■ **TASK REQUIREMENTS**: Check each line of the listing for the string "data", then state how many lines have it. Only the number is wanted.

(Stored items from a collection)
___

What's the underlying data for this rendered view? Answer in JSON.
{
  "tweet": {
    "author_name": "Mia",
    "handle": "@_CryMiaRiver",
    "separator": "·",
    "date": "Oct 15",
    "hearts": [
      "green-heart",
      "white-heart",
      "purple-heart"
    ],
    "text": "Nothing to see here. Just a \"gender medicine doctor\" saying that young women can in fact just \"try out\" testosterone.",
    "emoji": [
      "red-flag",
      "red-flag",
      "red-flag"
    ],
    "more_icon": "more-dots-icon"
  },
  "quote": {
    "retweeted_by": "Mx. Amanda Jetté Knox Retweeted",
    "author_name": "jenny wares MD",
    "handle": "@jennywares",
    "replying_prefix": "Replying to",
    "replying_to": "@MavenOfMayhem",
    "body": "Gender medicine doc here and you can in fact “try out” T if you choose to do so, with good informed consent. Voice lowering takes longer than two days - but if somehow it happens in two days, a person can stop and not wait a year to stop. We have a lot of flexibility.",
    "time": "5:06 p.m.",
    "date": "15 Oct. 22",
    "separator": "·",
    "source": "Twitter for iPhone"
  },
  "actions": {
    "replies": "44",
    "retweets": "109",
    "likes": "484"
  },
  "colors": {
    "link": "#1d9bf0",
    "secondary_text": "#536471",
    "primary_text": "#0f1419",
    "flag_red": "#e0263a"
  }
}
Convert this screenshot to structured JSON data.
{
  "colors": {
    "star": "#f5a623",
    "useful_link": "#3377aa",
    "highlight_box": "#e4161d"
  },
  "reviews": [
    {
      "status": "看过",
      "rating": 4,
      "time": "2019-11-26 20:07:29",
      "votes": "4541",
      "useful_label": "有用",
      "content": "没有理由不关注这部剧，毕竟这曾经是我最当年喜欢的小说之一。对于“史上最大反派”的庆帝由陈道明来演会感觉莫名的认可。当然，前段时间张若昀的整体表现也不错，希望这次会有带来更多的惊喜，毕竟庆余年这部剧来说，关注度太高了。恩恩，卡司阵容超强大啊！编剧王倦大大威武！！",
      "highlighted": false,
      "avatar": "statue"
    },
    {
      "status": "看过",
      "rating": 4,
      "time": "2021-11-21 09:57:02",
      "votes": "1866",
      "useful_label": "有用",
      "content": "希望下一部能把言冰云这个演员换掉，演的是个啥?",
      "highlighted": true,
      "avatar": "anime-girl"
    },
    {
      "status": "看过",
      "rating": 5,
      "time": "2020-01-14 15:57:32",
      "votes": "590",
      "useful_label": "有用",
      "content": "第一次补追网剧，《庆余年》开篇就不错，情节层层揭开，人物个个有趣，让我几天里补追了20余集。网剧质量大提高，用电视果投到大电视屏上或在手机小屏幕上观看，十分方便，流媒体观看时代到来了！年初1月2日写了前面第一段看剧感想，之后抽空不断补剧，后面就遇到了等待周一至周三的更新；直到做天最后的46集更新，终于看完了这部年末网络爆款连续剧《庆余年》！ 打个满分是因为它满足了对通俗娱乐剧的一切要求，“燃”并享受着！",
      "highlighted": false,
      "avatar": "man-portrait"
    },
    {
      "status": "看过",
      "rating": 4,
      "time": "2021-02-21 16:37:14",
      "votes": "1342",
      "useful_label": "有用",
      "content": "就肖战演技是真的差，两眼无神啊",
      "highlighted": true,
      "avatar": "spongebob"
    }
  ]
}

___

■ **THE RESULT**: 2